:: INPUT

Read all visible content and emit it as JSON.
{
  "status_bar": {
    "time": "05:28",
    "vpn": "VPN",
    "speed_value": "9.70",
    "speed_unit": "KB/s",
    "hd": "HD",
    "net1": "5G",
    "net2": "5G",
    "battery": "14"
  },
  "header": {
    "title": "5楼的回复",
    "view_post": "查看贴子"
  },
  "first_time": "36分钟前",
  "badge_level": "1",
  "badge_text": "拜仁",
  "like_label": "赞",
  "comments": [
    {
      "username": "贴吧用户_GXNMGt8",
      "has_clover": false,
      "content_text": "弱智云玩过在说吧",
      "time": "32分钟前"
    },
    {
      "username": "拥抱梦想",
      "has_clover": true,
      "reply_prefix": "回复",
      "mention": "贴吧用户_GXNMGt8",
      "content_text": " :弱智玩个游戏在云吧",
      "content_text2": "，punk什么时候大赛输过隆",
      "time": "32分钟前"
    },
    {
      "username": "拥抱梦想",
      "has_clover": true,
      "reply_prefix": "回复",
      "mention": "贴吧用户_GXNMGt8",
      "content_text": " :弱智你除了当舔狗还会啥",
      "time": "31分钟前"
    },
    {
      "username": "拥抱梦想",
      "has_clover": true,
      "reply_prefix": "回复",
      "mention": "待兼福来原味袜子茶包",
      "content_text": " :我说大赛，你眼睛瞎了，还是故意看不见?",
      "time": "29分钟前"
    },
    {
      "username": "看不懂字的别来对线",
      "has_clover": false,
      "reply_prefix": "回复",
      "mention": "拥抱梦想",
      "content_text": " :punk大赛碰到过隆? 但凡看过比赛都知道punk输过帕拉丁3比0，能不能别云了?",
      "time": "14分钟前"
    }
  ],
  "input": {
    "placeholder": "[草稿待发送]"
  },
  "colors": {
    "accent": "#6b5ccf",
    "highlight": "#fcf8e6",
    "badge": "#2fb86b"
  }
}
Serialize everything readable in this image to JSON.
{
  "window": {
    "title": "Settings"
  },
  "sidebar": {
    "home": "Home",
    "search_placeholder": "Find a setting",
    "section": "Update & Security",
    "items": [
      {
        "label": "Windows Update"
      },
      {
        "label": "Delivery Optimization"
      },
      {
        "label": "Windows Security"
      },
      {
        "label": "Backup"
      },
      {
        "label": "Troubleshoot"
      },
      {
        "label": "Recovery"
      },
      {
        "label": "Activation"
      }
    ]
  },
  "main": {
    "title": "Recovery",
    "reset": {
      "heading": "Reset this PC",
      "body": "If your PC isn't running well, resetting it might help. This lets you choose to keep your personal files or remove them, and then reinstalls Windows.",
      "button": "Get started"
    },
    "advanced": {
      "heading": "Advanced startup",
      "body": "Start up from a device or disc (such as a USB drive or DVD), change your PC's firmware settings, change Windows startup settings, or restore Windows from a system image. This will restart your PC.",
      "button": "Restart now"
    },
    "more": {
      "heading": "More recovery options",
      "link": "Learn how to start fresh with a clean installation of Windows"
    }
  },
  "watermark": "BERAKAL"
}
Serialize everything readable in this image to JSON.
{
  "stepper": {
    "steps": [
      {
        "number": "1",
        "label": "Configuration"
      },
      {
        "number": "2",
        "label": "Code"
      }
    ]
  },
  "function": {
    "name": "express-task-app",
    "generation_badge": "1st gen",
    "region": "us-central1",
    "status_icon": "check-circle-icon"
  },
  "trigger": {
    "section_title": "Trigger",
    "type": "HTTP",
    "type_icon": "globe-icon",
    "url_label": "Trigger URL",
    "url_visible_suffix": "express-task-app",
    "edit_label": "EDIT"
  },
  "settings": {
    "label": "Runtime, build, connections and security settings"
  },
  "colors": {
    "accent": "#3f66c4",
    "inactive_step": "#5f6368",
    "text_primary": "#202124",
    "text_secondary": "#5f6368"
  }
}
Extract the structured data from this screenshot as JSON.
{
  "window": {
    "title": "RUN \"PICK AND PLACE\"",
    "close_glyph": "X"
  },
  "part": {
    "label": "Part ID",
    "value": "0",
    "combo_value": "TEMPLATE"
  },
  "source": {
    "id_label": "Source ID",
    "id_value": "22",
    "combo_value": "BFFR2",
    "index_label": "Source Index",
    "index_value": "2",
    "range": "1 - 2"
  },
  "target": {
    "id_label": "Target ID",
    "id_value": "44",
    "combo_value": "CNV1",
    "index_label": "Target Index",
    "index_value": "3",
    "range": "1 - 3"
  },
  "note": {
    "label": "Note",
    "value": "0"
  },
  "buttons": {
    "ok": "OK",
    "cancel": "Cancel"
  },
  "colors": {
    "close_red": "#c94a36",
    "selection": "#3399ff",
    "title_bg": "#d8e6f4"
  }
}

::::

Give back all the data exactly as written.

Read all visible content and emit it as JSON.
{
  "status_bar": {
    "time": "05:28",
    "vpn": "VPN",
    "speed_value": "9.70",
    "speed_unit": "KB/s",
    "hd": "HD",
    "net1": "5G",
    "net2": "5G",
    "battery": "14"
  },
  "header": {
    "title": "5楼的回复",
    "view_post": "查看贴子"
  },
  "first_time": "36分钟前",
  "badge_level": "1",
  "badge_text": "拜仁",
  "like_label": "赞",
  "comments": [
    {
      "username": "贴吧用户_GXNMGt8",
      "has_clover": false,
      "content_text": "弱智云玩过在说吧",
      "time": "32分钟前"
    },
    {
      "username": "拥抱梦想",
      "has_clover": true,
      "reply_prefix": "回复",
      "mention": "贴吧用户_GXNMGt8",
      "content_text": " :弱智玩个游戏在云吧",
      "content_text2": "，punk什么时候大赛输过隆",
      "time": "32分钟前"
    },
    {
      "username": "拥抱梦想",
      "has_clover": true,
      "reply_prefix": "回复",
      "mention": "贴吧用户_GXNMGt8",
      "content_text": " :弱智你除了当舔狗还会啥",
      "time": "31分钟前"
    },
    {
      "username": "拥抱梦想",
      "has_clover": true,
      "reply_prefix": "回复",
      "mention": "待兼福来原味袜子茶包",
      "content_text": " :我说大赛，你眼睛瞎了，还是故意看不见?",
      "time": "29分钟前"
    },
    {
      "username": "看不懂字的别来对线",
      "has_clover": false,
      "reply_prefix": "回复",
      "mention": "拥抱梦想",
      "content_text": " :punk大赛碰到过隆? 但凡看过比赛都知道punk输过帕拉丁3比0，能不能别云了?",
      "time": "14分钟前"
    }
  ],
  "input": {
    "placeholder": "[草稿待发送]"
  },
  "colors": {
    "accent": "#6b5ccf",
    "highlight": "#fcf8e6",
    "badge": "#2fb86b"
  }
}
Serialize everything readable in this image to JSON.
{
  "window": {
    "title": "Settings"
  },
  "sidebar": {
    "home": "Home",
    "search_placeholder": "Find a setting",
    "section": "Update & Security",
    "items": [
      {
        "label": "Windows Update"
      },
      {
        "label": "Delivery Optimization"
      },
      {
        "label": "Windows Security"
      },
      {
        "label": "Backup"
      },
      {
        "label": "Troubleshoot"
      },
      {
        "label": "Recovery"
      },
      {
        "label": "Activation"
      }
    ]
  },
  "main": {
    "title": "Recovery",
    "reset": {
      "heading": "Reset this PC",
      "body": "If your PC isn't running well, resetting it might help. This lets you choose to keep your personal files or remove them, and then reinstalls Windows.",
      "button": "Get started"
    },
    "advanced": {
      "heading": "Advanced startup",
      "body": "Start up from a device or disc (such as a USB drive or DVD), change your PC's firmware settings, change Windows startup settings, or restore Windows from a system image. This will restart your PC.",
      "button": "Restart now"
    },
    "more": {
      "heading": "More recovery options",
      "link": "Learn how to start fresh with a clean installation of Windows"
    }
  },
  "watermark": "BERAKAL"
}
Serialize everything readable in this image to JSON.
{
  "stepper": {
    "steps": [
      {
        "number": "1",
        "label": "Configuration"
      },
      {
        "number": "2",
        "label": "Code"
      }
    ]
  },
  "function": {
    "name": "express-task-app",
    "generation_badge": "1st gen",
    "region": "us-central1",
    "status_icon": "check-circle-icon"
  },
  "trigger": {
    "section_title": "Trigger",
    "type": "HTTP",
    "type_icon": "globe-icon",
    "url_label": "Trigger URL",
    "url_visible_suffix": "express-task-app",
    "edit_label": "EDIT"
  },
  "settings": {
    "label": "Runtime, build, connections and security settings"
  },
  "colors": {
    "accent": "#3f66c4",
    "inactive_step": "#5f6368",
    "text_primary": "#202124",
    "text_secondary": "#5f6368"
  }
}
Extract the structured data from this screenshot as JSON.
{
  "window": {
    "title": "RUN \"PICK AND PLACE\"",
    "close_glyph": "X"
  },
  "part": {
    "label": "Part ID",
    "value": "0",
    "combo_value": "TEMPLATE"
  },
  "source": {
    "id_label": "Source ID",
    "id_value": "22",
    "combo_value": "BFFR2",
    "index_label": "Source Index",
    "index_value": "2",
    "range": "1 - 2"
  },
  "target": {
    "id_label": "Target ID",
    "id_value": "44",
    "combo_value": "CNV1",
    "index_label": "Target Index",
    "index_value": "3",
    "range": "1 - 3"
  },
  "note": {
    "label": "Note",
    "value": "0"
  },
  "buttons": {
    "ok": "OK",
    "cancel": "Cancel"
  },
  "colors": {
    "close_red": "#c94a36",
    "selection": "#3399ff",
    "title_bg": "#d8e6f4"
  }
}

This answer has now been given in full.